=== Input material ===

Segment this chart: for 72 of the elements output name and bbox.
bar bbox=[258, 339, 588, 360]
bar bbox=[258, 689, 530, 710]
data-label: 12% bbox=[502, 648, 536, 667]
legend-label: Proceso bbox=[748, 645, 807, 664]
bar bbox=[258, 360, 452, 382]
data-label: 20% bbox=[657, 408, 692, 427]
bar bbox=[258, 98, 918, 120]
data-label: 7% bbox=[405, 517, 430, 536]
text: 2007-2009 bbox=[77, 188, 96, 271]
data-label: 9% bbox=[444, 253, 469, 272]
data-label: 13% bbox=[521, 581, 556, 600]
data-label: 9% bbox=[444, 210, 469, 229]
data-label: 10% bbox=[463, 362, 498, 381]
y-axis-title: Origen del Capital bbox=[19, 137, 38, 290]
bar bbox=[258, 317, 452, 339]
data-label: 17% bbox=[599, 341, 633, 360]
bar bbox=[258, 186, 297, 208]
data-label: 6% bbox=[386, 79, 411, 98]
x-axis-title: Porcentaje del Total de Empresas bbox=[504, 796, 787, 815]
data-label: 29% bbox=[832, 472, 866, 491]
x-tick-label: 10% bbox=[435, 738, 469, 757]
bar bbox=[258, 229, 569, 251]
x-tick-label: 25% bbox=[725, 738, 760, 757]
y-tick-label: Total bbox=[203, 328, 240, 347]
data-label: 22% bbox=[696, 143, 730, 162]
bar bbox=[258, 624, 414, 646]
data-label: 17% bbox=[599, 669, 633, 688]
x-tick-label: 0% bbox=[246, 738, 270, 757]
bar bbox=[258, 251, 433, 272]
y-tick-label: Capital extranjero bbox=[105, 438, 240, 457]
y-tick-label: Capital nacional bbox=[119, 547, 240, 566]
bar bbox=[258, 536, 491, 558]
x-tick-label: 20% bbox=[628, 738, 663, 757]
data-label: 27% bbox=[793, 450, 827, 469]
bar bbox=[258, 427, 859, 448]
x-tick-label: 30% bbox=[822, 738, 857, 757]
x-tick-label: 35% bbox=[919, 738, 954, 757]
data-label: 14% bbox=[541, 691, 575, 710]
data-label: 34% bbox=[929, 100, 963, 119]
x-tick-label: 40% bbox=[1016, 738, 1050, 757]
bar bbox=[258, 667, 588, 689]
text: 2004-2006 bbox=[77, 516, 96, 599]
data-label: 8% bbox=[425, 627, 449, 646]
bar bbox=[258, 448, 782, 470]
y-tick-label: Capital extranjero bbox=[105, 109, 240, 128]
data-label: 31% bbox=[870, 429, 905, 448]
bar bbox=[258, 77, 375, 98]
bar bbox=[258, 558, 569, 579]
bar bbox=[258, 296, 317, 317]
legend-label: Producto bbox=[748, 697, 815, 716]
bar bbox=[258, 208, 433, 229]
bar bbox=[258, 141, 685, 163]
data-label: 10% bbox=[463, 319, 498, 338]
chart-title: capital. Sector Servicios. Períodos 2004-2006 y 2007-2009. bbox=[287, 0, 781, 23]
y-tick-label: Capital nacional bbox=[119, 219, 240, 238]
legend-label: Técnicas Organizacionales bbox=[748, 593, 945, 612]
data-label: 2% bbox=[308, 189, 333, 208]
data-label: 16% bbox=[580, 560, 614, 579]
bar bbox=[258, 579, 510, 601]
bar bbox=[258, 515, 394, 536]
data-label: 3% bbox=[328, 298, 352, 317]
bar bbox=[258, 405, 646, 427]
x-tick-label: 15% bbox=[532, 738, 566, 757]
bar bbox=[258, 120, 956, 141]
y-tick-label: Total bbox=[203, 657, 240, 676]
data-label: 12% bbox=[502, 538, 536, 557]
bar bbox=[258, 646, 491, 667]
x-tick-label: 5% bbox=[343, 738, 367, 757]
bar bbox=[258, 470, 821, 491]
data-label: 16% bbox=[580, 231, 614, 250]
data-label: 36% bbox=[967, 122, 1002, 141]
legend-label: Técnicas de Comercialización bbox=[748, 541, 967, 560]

===

Copy every one of the rows above word for word, with nothing added, left out or changed.

Segment this chart: for 72 of the elements output name and bbox.
bar bbox=[258, 339, 588, 360]
bar bbox=[258, 689, 530, 710]
data-label: 12% bbox=[502, 648, 536, 667]
legend-label: Proceso bbox=[748, 645, 807, 664]
bar bbox=[258, 360, 452, 382]
data-label: 20% bbox=[657, 408, 692, 427]
bar bbox=[258, 98, 918, 120]
data-label: 7% bbox=[405, 517, 430, 536]
text: 2007-2009 bbox=[77, 188, 96, 271]
data-label: 9% bbox=[444, 253, 469, 272]
data-label: 13% bbox=[521, 581, 556, 600]
data-label: 9% bbox=[444, 210, 469, 229]
data-label: 10% bbox=[463, 362, 498, 381]
y-axis-title: Origen del Capital bbox=[19, 137, 38, 290]
bar bbox=[258, 317, 452, 339]
data-label: 17% bbox=[599, 341, 633, 360]
bar bbox=[258, 186, 297, 208]
data-label: 6% bbox=[386, 79, 411, 98]
x-axis-title: Porcentaje del Total de Empresas bbox=[504, 796, 787, 815]
data-label: 29% bbox=[832, 472, 866, 491]
x-tick-label: 10% bbox=[435, 738, 469, 757]
bar bbox=[258, 229, 569, 251]
x-tick-label: 25% bbox=[725, 738, 760, 757]
y-tick-label: Total bbox=[203, 328, 240, 347]
data-label: 22% bbox=[696, 143, 730, 162]
bar bbox=[258, 624, 414, 646]
data-label: 17% bbox=[599, 669, 633, 688]
x-tick-label: 0% bbox=[246, 738, 270, 757]
bar bbox=[258, 251, 433, 272]
y-tick-label: Capital extranjero bbox=[105, 438, 240, 457]
y-tick-label: Capital nacional bbox=[119, 547, 240, 566]
bar bbox=[258, 536, 491, 558]
x-tick-label: 20% bbox=[628, 738, 663, 757]
data-label: 27% bbox=[793, 450, 827, 469]
bar bbox=[258, 427, 859, 448]
x-tick-label: 30% bbox=[822, 738, 857, 757]
x-tick-label: 35% bbox=[919, 738, 954, 757]
data-label: 14% bbox=[541, 691, 575, 710]
data-label: 34% bbox=[929, 100, 963, 119]
x-tick-label: 40% bbox=[1016, 738, 1050, 757]
bar bbox=[258, 667, 588, 689]
text: 2004-2006 bbox=[77, 516, 96, 599]
data-label: 8% bbox=[425, 627, 449, 646]
bar bbox=[258, 448, 782, 470]
y-tick-label: Capital extranjero bbox=[105, 109, 240, 128]
data-label: 31% bbox=[870, 429, 905, 448]
bar bbox=[258, 77, 375, 98]
bar bbox=[258, 558, 569, 579]
bar bbox=[258, 296, 317, 317]
legend-label: Producto bbox=[748, 697, 815, 716]
bar bbox=[258, 208, 433, 229]
bar bbox=[258, 141, 685, 163]
data-label: 10% bbox=[463, 319, 498, 338]
chart-title: capital. Sector Servicios. Períodos 2004-2006 y 2007-2009. bbox=[287, 0, 781, 23]
y-tick-label: Capital nacional bbox=[119, 219, 240, 238]
legend-label: Técnicas Organizacionales bbox=[748, 593, 945, 612]
data-label: 2% bbox=[308, 189, 333, 208]
data-label: 16% bbox=[580, 560, 614, 579]
bar bbox=[258, 579, 510, 601]
bar bbox=[258, 515, 394, 536]
data-label: 3% bbox=[328, 298, 352, 317]
bar bbox=[258, 405, 646, 427]
x-tick-label: 15% bbox=[532, 738, 566, 757]
bar bbox=[258, 120, 956, 141]
y-tick-label: Total bbox=[203, 657, 240, 676]
data-label: 12% bbox=[502, 538, 536, 557]
bar bbox=[258, 646, 491, 667]
x-tick-label: 5% bbox=[343, 738, 367, 757]
bar bbox=[258, 470, 821, 491]
data-label: 16% bbox=[580, 231, 614, 250]
data-label: 36% bbox=[967, 122, 1002, 141]
legend-label: Técnicas de Comercialización bbox=[748, 541, 967, 560]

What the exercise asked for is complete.